(Short exercise):
Note each line where "ffffff" appears, and copy it.

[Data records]
+ + + + +
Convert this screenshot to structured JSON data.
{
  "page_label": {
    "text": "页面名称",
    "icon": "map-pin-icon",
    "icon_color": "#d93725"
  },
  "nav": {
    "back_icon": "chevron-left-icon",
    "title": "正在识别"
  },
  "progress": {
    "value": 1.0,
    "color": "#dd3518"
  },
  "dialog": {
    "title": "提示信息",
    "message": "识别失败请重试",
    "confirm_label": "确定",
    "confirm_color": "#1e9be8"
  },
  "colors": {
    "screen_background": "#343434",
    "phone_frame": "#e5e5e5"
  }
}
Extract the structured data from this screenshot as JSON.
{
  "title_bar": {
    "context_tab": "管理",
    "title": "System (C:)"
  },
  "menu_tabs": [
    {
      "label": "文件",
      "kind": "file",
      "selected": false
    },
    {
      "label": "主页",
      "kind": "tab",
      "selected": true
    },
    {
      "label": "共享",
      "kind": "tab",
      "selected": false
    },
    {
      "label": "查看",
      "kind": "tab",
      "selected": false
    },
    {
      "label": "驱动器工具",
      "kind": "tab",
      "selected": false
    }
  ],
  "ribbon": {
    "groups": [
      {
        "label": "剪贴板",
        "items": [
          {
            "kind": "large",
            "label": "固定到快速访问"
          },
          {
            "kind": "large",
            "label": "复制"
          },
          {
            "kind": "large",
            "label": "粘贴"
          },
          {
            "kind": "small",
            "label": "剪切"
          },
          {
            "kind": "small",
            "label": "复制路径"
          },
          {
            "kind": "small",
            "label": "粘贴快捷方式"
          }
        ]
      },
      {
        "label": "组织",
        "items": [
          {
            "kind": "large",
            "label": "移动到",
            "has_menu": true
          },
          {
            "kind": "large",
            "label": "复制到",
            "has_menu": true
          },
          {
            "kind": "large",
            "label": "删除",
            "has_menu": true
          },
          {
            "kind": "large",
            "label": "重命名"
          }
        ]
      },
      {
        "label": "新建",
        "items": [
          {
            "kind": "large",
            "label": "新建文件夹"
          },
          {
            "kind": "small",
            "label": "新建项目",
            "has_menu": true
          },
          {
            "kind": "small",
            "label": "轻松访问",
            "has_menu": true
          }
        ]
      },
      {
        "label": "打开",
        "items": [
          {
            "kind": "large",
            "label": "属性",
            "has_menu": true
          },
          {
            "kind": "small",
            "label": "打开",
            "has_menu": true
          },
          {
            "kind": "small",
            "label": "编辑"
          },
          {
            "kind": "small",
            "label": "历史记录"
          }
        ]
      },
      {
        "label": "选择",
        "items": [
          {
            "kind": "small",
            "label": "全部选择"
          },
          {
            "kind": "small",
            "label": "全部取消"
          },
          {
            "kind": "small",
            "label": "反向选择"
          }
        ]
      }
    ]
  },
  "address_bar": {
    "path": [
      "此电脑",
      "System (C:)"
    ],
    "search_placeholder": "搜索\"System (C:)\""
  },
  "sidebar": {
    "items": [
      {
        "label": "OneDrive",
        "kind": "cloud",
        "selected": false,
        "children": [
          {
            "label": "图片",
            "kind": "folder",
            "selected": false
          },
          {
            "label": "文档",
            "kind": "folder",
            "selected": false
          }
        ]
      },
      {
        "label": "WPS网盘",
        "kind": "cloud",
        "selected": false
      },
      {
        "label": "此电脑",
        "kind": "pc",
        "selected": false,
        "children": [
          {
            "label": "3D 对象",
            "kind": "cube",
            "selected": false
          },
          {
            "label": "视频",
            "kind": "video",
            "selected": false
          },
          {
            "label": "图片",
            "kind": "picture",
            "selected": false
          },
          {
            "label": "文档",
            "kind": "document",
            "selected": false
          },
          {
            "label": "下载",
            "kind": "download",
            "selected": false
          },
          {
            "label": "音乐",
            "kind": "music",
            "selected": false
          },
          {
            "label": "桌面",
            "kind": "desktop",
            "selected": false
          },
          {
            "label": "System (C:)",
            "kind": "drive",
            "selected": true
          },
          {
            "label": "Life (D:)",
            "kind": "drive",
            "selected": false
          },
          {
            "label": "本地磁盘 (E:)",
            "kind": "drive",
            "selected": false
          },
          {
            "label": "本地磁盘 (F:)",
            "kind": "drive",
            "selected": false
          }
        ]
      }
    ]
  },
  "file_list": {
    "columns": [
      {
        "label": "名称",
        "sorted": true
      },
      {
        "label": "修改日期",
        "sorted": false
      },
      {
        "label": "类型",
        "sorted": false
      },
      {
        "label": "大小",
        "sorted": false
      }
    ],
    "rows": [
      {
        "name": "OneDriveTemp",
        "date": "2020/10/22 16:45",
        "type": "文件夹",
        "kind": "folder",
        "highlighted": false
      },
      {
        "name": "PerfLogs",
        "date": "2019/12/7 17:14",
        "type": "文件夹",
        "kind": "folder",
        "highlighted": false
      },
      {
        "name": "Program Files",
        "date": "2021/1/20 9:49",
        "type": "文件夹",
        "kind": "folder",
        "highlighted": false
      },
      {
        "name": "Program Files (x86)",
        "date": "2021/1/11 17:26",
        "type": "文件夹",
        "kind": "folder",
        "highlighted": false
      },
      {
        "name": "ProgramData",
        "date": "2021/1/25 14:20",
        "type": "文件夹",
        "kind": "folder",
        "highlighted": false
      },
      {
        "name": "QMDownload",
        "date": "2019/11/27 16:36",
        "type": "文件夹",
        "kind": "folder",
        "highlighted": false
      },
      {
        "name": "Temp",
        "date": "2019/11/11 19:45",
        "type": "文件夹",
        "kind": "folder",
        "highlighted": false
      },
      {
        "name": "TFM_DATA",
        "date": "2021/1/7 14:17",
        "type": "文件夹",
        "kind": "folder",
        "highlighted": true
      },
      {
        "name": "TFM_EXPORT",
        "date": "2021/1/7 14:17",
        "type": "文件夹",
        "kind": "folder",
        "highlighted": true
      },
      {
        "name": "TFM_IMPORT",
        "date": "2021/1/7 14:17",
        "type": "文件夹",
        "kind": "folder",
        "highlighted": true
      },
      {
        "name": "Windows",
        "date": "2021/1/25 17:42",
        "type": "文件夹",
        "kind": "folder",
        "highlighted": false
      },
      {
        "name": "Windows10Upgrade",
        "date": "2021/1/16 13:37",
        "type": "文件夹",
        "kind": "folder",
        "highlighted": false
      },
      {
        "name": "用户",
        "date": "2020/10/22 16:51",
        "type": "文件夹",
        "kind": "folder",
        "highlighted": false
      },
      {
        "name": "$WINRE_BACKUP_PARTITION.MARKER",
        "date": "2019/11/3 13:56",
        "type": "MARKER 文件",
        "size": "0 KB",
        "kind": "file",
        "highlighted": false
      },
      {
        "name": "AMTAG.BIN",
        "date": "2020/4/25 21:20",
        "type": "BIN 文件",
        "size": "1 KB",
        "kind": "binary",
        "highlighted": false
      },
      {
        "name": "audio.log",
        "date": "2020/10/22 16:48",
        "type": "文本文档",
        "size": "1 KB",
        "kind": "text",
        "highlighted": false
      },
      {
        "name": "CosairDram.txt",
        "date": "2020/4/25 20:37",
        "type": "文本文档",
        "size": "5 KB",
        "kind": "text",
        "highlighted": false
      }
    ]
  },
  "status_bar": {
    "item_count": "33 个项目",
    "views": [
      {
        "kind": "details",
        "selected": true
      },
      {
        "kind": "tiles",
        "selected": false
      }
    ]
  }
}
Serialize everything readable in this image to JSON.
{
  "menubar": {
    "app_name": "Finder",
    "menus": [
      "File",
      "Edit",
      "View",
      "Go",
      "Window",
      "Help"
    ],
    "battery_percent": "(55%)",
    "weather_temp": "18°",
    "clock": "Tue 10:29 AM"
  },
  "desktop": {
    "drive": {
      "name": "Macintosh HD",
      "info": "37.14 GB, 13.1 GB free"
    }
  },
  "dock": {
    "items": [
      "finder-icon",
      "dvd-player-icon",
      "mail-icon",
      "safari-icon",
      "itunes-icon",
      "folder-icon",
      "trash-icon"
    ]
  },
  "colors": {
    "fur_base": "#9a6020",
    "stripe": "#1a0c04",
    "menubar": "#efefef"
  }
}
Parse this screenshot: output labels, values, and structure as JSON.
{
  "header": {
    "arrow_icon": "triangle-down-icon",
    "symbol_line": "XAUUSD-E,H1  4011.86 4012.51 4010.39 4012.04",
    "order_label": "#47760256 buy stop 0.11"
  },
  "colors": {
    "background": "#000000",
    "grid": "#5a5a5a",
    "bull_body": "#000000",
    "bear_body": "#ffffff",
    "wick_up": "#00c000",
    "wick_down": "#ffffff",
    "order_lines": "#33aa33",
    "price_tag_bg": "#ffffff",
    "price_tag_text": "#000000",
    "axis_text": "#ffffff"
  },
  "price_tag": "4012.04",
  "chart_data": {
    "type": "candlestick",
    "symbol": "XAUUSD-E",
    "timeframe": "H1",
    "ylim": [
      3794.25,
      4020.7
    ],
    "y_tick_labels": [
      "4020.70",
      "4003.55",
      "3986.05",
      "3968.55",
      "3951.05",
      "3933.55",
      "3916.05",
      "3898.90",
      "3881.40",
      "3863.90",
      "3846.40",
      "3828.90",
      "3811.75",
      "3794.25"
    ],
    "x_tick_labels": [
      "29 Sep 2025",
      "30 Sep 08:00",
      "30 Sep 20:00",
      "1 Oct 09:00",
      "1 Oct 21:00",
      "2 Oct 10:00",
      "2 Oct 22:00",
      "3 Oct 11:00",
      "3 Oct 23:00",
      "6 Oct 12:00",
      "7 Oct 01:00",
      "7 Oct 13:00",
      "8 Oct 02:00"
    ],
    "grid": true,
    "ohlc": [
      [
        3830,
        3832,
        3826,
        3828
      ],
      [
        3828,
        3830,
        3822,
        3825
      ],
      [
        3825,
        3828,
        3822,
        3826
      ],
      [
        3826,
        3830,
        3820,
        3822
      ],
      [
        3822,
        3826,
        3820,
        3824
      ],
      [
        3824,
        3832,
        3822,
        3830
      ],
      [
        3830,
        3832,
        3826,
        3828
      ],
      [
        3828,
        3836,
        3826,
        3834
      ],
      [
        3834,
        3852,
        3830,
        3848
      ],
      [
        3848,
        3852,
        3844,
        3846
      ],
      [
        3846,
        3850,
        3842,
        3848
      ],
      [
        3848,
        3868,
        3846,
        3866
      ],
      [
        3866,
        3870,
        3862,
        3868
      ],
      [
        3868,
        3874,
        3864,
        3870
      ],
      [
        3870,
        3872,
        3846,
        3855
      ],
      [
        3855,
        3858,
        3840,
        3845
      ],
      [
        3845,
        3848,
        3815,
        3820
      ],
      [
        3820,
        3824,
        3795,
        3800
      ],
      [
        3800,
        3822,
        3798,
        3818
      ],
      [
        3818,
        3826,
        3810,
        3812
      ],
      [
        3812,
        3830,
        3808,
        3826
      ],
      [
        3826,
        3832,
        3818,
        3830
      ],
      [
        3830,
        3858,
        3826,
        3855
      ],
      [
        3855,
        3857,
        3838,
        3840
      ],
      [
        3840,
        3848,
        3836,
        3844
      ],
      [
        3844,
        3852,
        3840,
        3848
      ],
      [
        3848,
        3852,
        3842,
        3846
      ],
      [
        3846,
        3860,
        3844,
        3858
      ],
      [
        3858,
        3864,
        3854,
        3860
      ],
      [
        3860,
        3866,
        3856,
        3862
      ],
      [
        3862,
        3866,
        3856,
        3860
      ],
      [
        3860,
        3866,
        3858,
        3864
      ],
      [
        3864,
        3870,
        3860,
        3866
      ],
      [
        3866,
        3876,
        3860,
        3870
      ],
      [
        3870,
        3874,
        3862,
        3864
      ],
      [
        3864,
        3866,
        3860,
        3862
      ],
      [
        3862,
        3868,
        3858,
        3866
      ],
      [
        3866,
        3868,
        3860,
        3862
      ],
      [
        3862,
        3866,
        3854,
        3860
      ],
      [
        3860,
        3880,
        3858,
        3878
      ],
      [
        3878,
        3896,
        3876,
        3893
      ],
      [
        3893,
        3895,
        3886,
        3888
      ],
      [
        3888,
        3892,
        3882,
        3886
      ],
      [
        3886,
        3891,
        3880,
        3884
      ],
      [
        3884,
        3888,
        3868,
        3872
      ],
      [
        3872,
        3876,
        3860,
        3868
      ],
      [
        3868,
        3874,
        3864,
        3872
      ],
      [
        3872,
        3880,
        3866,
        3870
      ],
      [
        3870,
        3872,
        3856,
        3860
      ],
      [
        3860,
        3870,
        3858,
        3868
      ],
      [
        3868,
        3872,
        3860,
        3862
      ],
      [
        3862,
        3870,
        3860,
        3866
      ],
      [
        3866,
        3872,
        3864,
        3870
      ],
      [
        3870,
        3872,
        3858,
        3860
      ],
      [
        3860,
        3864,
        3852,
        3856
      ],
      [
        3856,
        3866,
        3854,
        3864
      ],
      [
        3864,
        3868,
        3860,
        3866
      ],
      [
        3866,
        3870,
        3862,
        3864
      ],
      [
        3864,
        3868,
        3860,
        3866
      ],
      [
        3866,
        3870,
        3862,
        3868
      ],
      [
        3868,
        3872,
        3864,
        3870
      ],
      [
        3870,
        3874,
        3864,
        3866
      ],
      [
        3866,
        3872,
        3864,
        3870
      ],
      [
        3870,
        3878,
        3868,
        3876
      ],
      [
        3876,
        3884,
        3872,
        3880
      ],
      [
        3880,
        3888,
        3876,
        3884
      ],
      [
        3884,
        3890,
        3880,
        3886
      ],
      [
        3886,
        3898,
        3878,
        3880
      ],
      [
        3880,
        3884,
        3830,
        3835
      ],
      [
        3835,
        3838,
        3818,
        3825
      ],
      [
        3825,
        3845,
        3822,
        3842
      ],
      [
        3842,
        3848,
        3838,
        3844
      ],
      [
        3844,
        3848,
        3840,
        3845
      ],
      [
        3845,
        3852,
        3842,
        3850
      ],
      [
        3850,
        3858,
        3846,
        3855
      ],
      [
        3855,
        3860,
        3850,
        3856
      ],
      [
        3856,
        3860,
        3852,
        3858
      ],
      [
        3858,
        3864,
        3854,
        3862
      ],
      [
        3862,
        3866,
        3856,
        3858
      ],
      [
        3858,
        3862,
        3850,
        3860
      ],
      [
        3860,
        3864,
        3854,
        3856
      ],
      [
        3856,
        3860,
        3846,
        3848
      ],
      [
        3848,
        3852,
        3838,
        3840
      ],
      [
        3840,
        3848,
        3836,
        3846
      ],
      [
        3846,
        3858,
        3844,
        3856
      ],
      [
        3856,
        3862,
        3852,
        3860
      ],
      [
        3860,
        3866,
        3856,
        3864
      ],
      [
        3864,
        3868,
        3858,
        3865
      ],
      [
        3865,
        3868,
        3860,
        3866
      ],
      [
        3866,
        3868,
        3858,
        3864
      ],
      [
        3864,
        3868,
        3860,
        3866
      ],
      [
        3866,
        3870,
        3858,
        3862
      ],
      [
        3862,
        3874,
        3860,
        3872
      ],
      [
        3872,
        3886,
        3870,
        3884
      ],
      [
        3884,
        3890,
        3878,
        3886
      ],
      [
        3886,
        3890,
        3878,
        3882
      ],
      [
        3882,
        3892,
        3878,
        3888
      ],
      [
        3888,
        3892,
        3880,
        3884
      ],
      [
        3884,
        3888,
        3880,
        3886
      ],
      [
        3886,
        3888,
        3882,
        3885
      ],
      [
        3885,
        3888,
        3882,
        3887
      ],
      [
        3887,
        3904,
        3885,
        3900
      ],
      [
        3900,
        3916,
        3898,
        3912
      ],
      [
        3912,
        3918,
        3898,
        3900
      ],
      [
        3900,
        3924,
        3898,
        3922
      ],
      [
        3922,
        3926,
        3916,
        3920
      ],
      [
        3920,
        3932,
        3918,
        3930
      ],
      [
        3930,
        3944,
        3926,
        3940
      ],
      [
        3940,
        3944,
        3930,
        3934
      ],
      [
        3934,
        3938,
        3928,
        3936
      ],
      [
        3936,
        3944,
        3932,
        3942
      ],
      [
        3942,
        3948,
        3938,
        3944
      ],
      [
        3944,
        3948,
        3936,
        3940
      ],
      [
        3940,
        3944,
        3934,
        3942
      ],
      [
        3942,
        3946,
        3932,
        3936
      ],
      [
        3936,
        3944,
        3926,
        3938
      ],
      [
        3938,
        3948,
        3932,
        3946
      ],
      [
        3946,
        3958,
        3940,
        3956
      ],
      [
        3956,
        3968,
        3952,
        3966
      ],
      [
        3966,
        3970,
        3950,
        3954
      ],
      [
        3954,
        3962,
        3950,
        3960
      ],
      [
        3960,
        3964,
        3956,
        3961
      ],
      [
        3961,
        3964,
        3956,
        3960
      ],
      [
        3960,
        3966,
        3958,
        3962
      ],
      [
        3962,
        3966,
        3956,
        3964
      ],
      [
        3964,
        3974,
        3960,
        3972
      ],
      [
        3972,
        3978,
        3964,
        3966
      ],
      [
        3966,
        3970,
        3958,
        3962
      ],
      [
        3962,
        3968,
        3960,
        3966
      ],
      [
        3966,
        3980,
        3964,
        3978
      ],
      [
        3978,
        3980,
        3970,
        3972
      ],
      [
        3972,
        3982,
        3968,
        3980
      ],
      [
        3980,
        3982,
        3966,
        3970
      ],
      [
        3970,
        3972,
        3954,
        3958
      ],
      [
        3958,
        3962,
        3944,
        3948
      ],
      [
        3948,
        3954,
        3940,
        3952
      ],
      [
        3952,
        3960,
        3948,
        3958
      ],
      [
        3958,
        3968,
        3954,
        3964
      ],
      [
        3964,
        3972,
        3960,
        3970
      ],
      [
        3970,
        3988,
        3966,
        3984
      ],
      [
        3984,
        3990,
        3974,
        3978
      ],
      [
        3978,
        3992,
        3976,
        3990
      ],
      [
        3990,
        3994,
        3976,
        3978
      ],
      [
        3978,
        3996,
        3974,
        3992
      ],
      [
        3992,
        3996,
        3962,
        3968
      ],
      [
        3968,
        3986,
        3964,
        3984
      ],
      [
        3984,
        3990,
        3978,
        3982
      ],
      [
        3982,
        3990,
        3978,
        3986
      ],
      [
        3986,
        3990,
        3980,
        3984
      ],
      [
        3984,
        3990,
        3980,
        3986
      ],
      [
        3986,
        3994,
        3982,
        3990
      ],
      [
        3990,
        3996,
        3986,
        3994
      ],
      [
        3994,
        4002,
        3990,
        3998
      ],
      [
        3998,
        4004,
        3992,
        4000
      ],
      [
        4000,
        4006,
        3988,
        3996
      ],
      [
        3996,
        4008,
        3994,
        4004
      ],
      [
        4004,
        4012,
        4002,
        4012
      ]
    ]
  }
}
+ + + + +
(Full solution):
    "bear_body": "#ffffff",
    "wick_down": "#ffffff",
    "price_tag_bg": "#ffffff",
    "axis_text": "#ffffff"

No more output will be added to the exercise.